▸ **Exercise details**: Going through the material below, please gather all lines with the word "screenshot" in them.
+++
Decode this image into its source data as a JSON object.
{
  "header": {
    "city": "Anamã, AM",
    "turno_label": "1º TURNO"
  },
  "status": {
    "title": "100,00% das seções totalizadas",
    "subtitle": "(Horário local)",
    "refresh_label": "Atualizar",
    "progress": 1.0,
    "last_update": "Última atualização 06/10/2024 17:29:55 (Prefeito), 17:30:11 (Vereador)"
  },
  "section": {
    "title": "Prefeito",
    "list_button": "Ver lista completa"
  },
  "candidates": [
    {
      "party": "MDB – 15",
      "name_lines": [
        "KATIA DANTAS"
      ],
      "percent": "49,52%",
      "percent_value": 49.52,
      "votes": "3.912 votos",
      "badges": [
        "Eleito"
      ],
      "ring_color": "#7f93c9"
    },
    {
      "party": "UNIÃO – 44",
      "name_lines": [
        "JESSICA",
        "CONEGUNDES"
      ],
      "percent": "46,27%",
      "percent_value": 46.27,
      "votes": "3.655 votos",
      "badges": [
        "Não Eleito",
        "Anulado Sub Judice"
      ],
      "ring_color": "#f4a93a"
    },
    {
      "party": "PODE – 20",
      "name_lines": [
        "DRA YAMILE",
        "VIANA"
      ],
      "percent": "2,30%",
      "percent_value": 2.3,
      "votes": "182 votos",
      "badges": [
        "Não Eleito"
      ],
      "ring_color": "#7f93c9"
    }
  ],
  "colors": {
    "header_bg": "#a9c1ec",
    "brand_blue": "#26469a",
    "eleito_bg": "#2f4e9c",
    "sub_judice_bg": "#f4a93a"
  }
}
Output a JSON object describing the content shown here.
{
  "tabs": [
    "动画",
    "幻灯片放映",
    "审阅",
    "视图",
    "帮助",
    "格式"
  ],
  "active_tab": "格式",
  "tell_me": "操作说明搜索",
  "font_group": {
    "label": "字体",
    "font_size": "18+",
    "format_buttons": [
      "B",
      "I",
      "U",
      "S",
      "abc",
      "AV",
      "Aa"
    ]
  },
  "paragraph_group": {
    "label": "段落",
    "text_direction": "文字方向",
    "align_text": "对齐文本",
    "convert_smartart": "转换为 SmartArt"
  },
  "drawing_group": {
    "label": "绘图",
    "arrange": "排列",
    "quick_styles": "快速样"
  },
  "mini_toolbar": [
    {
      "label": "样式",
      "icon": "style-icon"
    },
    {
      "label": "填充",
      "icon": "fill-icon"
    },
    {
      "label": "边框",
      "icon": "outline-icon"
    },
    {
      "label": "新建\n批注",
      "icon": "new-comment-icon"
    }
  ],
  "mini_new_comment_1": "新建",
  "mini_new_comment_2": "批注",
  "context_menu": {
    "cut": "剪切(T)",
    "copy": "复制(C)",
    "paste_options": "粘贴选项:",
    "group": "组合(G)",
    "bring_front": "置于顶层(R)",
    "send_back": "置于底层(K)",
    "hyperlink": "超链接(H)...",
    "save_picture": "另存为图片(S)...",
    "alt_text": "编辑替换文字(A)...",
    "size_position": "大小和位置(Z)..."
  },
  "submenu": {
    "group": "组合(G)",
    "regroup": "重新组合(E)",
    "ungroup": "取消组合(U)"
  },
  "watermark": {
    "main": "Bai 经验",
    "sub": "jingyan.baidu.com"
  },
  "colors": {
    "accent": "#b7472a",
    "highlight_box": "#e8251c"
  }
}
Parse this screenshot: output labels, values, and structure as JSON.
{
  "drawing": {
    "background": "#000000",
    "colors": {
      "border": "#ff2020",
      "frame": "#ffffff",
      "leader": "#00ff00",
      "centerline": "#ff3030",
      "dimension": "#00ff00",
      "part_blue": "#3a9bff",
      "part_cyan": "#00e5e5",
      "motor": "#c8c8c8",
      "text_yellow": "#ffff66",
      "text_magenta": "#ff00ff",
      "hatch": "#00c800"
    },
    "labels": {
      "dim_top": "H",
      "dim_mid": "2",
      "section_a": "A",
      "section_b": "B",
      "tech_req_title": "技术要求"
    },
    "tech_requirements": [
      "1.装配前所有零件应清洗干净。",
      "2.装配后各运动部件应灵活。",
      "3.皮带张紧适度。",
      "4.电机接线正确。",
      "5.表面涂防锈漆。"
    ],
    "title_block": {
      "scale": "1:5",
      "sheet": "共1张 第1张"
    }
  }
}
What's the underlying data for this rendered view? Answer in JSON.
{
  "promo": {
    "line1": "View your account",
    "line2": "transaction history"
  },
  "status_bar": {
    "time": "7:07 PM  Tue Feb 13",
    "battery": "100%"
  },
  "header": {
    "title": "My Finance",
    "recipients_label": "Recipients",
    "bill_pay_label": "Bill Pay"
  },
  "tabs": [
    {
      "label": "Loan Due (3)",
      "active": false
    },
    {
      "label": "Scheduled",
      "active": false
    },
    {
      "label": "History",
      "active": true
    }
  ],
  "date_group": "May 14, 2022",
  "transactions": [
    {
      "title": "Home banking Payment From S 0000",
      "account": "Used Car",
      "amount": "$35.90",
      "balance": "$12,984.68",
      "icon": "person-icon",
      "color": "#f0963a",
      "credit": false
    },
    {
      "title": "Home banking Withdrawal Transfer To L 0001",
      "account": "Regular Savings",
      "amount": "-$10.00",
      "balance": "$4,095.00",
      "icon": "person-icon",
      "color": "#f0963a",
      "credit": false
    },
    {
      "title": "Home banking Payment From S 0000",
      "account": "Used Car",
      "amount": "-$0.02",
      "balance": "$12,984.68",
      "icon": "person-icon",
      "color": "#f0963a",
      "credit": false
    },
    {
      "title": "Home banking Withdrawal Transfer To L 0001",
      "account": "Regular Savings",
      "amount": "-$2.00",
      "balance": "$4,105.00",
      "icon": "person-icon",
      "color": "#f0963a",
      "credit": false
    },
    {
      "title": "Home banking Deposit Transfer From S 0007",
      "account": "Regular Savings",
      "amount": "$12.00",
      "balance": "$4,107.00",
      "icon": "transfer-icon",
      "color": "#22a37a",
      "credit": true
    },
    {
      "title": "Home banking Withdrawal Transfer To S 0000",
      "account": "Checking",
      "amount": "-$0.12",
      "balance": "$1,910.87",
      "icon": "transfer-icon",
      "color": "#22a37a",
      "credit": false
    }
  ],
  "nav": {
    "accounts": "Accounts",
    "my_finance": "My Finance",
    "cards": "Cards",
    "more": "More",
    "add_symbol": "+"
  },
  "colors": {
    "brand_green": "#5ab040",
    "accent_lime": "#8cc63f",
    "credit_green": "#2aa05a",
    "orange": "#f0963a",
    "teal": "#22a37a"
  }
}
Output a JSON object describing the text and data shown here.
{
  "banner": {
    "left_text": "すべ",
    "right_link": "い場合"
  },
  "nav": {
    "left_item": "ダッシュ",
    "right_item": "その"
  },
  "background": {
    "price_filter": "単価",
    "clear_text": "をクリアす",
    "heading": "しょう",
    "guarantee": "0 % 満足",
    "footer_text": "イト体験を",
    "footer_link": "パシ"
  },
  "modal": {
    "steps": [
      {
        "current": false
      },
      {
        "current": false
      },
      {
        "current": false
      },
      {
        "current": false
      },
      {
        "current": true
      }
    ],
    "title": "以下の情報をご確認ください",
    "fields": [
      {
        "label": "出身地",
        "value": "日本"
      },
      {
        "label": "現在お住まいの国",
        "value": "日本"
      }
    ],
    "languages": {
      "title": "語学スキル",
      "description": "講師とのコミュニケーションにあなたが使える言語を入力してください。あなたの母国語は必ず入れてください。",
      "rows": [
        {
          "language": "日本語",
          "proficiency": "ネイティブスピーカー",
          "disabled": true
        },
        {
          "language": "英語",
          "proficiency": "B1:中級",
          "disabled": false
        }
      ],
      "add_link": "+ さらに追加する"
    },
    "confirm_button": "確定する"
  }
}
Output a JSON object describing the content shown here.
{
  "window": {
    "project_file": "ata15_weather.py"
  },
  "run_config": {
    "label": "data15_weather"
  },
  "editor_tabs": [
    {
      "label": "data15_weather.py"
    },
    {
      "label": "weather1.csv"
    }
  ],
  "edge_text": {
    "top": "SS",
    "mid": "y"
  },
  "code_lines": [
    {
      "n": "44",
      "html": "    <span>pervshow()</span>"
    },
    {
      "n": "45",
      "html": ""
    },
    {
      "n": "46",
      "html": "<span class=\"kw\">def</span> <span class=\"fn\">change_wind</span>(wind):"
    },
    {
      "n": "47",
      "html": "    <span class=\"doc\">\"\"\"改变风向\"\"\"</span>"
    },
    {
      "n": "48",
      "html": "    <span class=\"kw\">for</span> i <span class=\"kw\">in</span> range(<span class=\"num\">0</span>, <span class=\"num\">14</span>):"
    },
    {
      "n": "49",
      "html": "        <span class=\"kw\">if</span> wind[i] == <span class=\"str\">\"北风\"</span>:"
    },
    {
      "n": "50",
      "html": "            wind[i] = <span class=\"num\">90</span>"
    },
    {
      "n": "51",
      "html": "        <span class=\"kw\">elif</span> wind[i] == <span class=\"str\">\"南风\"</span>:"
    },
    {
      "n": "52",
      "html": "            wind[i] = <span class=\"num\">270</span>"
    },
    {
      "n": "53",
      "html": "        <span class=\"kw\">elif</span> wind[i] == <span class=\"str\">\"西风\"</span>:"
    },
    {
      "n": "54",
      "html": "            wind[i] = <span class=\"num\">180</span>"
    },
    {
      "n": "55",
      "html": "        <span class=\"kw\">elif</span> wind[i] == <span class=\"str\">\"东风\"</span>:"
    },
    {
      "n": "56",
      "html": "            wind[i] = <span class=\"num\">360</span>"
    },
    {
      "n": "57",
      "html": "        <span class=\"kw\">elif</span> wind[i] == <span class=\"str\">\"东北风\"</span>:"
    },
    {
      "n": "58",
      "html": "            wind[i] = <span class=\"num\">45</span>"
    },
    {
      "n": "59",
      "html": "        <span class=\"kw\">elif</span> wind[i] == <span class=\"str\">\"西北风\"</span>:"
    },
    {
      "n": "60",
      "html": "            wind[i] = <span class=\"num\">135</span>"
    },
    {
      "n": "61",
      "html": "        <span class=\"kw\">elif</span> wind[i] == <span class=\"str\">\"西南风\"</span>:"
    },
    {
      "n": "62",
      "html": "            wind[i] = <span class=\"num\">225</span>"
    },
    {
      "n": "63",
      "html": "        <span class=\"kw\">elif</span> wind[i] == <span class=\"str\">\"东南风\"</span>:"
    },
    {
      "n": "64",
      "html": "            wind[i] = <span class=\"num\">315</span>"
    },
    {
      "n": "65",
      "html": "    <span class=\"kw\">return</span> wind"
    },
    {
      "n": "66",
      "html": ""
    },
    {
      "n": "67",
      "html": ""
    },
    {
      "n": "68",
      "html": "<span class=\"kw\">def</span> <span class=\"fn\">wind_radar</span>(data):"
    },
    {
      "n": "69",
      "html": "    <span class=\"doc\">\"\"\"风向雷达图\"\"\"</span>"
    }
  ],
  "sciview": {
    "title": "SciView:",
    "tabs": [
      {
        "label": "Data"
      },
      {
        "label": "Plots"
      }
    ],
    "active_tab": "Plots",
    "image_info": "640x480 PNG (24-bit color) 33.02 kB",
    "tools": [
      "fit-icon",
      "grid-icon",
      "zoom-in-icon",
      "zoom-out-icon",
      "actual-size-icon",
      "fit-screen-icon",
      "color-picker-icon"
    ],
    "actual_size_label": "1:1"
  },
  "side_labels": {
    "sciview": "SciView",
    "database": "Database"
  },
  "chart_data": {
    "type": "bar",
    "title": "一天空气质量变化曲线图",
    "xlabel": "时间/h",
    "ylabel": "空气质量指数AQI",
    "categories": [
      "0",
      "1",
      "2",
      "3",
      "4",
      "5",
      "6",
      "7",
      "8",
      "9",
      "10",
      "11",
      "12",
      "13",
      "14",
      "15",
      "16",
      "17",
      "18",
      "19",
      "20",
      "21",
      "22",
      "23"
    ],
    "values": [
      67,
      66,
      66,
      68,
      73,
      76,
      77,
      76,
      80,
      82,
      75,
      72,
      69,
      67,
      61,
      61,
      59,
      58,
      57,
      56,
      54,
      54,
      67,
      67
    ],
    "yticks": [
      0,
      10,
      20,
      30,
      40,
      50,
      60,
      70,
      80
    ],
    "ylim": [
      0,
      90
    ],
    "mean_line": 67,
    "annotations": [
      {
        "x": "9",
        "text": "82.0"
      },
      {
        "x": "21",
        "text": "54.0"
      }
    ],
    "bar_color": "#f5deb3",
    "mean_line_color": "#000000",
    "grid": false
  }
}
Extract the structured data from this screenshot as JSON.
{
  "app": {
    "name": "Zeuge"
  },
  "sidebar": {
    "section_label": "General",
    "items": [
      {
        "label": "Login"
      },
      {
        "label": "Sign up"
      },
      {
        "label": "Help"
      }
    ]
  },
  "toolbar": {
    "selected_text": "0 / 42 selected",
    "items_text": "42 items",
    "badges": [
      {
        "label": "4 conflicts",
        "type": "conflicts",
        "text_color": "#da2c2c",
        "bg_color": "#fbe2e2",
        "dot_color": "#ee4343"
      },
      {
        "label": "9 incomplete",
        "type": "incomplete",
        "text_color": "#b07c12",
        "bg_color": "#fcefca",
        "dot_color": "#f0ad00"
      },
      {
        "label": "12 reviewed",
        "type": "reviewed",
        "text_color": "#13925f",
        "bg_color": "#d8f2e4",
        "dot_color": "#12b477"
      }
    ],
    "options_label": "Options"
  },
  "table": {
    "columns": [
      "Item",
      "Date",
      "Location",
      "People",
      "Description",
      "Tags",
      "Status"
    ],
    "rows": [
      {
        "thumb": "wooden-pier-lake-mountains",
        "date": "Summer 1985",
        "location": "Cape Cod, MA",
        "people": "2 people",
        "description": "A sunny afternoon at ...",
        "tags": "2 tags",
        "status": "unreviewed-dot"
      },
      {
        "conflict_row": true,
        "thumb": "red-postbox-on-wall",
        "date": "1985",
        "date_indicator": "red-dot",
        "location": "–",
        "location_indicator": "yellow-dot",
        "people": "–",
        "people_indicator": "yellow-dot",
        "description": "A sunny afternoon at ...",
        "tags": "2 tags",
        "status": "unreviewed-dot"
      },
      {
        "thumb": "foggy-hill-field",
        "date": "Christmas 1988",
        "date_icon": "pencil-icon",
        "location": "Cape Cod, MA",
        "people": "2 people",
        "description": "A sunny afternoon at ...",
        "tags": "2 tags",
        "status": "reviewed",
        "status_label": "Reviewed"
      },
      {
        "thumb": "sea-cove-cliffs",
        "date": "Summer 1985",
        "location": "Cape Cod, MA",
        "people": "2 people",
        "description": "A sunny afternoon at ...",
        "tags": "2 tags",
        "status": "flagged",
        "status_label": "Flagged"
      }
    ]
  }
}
+++
▸ **Correct response**:
Parse this screenshot: output labels, values, and structure as JSON.
Extract the structured data from this screenshot as JSON.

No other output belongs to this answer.